Copy out each line that has "raster" in it.
+ + +
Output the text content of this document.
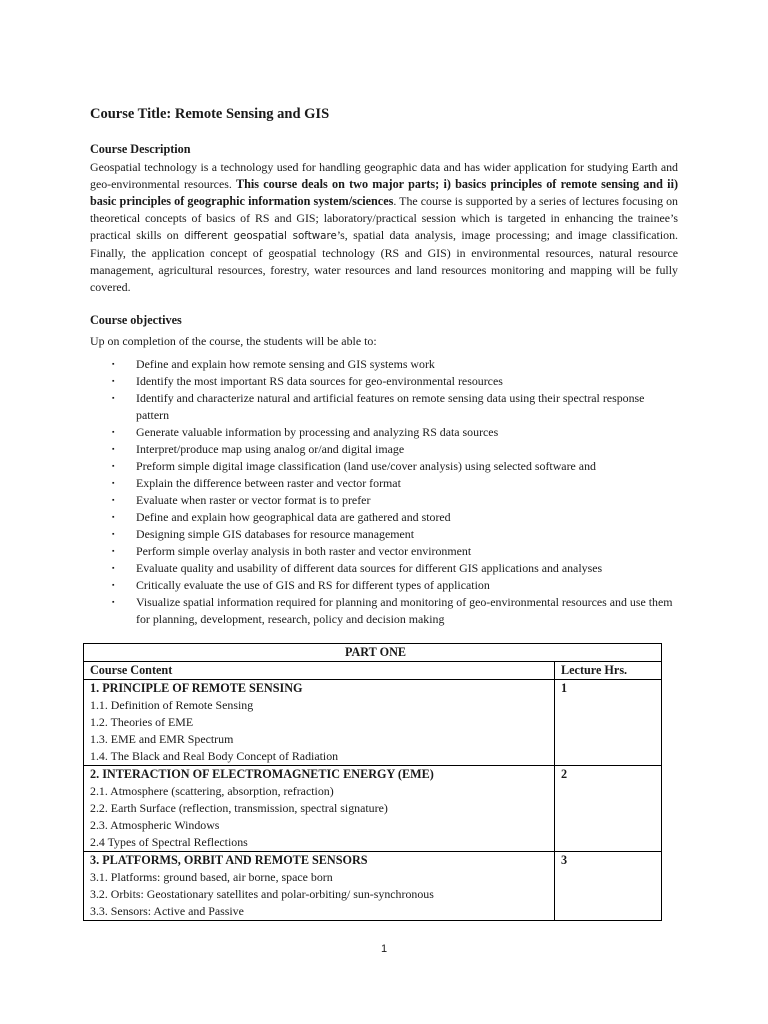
Course Title: Remote Sensing and GIS

Course Description

Geospatial technology is a technology used for handling geographic data and has wider application for studying Earth and geo-environmental resources. This course deals on two major parts; i) basics principles of remote sensing and ii) basic principles of geographic information system/sciences. The course is supported by a series of lectures focusing on theoretical concepts of basics of RS and GIS; laboratory/practical session which is targeted in enhancing the trainee’s practical skills on different geospatial software’s, spatial data analysis, image processing; and image classification. Finally, the application concept of geospatial technology (RS and GIS) in environmental resources, natural resource management, agricultural resources, forestry, water resources and land resources monitoring and mapping will be fully covered.

Course objectives

Up on completion of the course, the students will be able to:

▪ Define and explain how remote sensing and GIS systems work
▪ Identify the most important RS data sources for geo-environmental resources
▪ Identify and characterize natural and artificial features on remote sensing data using their spectral response pattern
▪ Generate valuable information by processing and analyzing RS data sources
▪ Interpret/produce map using analog or/and digital image
▪ Preform simple digital image classification (land use/cover analysis) using selected software and
▪ Explain the difference between raster and vector format
▪ Evaluate when raster or vector format is to prefer
▪ Define and explain how geographical data are gathered and stored
▪ Designing simple GIS databases for resource management
▪ Perform simple overlay analysis in both raster and vector environment
▪ Evaluate quality and usability of different data sources for different GIS applications and analyses
▪ Critically evaluate the use of GIS and RS for different types of application
▪ Visualize spatial information required for planning and monitoring of geo-environmental resources and use them for planning, development, research, policy and decision making
PART ONE	
Course Content	Lecture Hrs.

1. PRINCIPLE OF REMOTE SENSING
1.1. Definition of Remote Sensing
1.2. Theories of EME
1.3. EME and EMR Spectrum
1.4. The Black and Real Body Concept of Radiation	1

2. INTERACTION OF ELECTROMAGNETIC ENERGY (EME)
2.1. Atmosphere (scattering, absorption, refraction)
2.2. Earth Surface (reflection, transmission, spectral signature)
2.3. Atmospheric Windows
2.4 Types of Spectral Reflections	2

3. PLATFORMS, ORBIT AND REMOTE SENSORS
3.1. Platforms: ground based, air borne, space born
3.2. Orbits: Geostationary satellites and polar-orbiting/ sun-synchronous
3.3. Sensors: Active and Passive	3
1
+ + +
→ Task solution
▪ Explain the difference between raster and vector format
▪ Evaluate when raster or vector format is to prefer
▪ Perform simple overlay analysis in both raster and vector environment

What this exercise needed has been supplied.